→ To be done: What follows is a set of entries. Give them again exactly, without the pictures.

Data entries for graphics:
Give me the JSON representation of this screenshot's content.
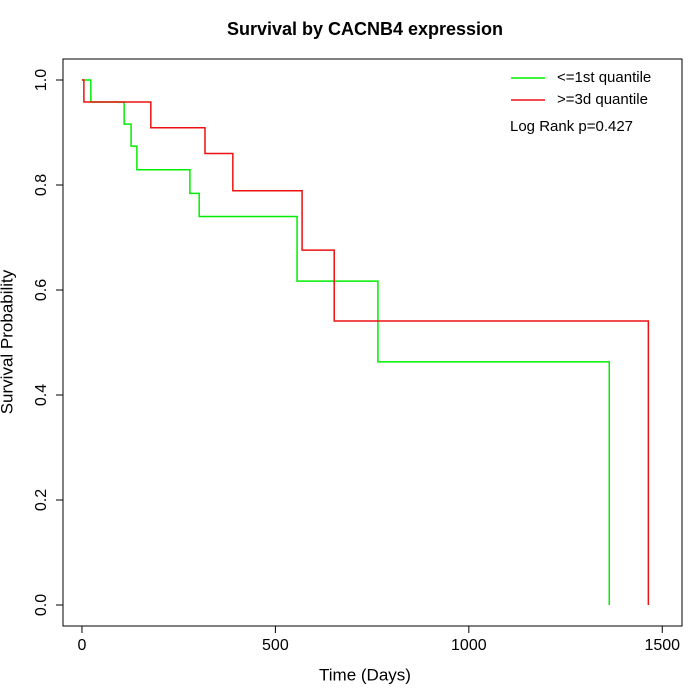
{
  "chart_data": {
    "type": "step",
    "title": "Survival by CACNB4 expression",
    "x_label": "Time (Days)",
    "y_label": "Survival Probability",
    "annotation": "Log Rank p=0.427",
    "legend_position": "top-right",
    "xlim": [
      -49,
      1551
    ],
    "ylim": [
      -0.04,
      1.04
    ],
    "xticks": [
      0,
      500,
      1000,
      1500
    ],
    "yticks": [
      {
        "value": 0,
        "label": "0.0"
      },
      0.2,
      0.4,
      0.6,
      0.8,
      {
        "value": 1,
        "label": "1.0"
      }
    ],
    "series": [
      {
        "name": "<=1st quantile",
        "color": "#00ee00",
        "x": [
          0,
          23,
          109,
          127,
          142,
          279,
          303,
          556,
          765,
          1363
        ],
        "values": [
          1.0,
          0.958,
          0.916,
          0.874,
          0.829,
          0.784,
          0.74,
          0.617,
          0.463,
          0.0
        ]
      },
      {
        "name": ">=3d quantile",
        "color": "#ee1111",
        "x": [
          0,
          5,
          178,
          318,
          390,
          569,
          652,
          1464
        ],
        "values": [
          1.0,
          0.958,
          0.909,
          0.86,
          0.789,
          0.676,
          0.541,
          0.0
        ]
      }
    ]
  }
}
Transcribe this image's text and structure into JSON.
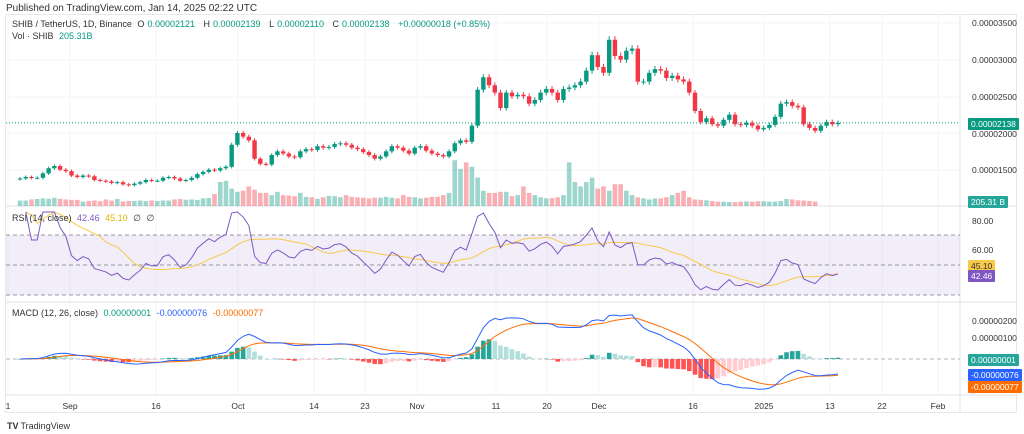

→ Correct result:
Give me the JSON representation of this screenshot's content.
{
  "chart_data": {
    "type": "step",
    "title": "Survival by CACNB4 expression",
    "x_label": "Time (Days)",
    "y_label": "Survival Probability",
    "annotation": "Log Rank p=0.427",
    "legend_position": "top-right",
    "xlim": [
      -49,
      1551
    ],
    "ylim": [
      -0.04,
      1.04
    ],
    "xticks": [
      0,
      500,
      1000,
      1500
    ],
    "yticks": [
      {
        "value": 0,
        "label": "0.0"
      },
      0.2,
      0.4,
      0.6,
      0.8,
      {
        "value": 1,
        "label": "1.0"
      }
    ],
    "series": [
      {
        "name": "<=1st quantile",
        "color": "#00ee00",
        "x": [
          0,
          23,
          109,
          127,
          142,
          279,
          303,
          556,
          765,
          1363
        ],
        "values": [
          1.0,
          0.958,
          0.916,
          0.874,
          0.829,
          0.784,
          0.74,
          0.617,
          0.463,
          0.0
        ]
      },
      {
        "name": ">=3d quantile",
        "color": "#ee1111",
        "x": [
          0,
          5,
          178,
          318,
          390,
          569,
          652,
          1464
        ],
        "values": [
          1.0,
          0.958,
          0.909,
          0.86,
          0.789,
          0.676,
          0.541,
          0.0
        ]
      }
    ]
  }
}
Transcribe this image's text and structure into JSON.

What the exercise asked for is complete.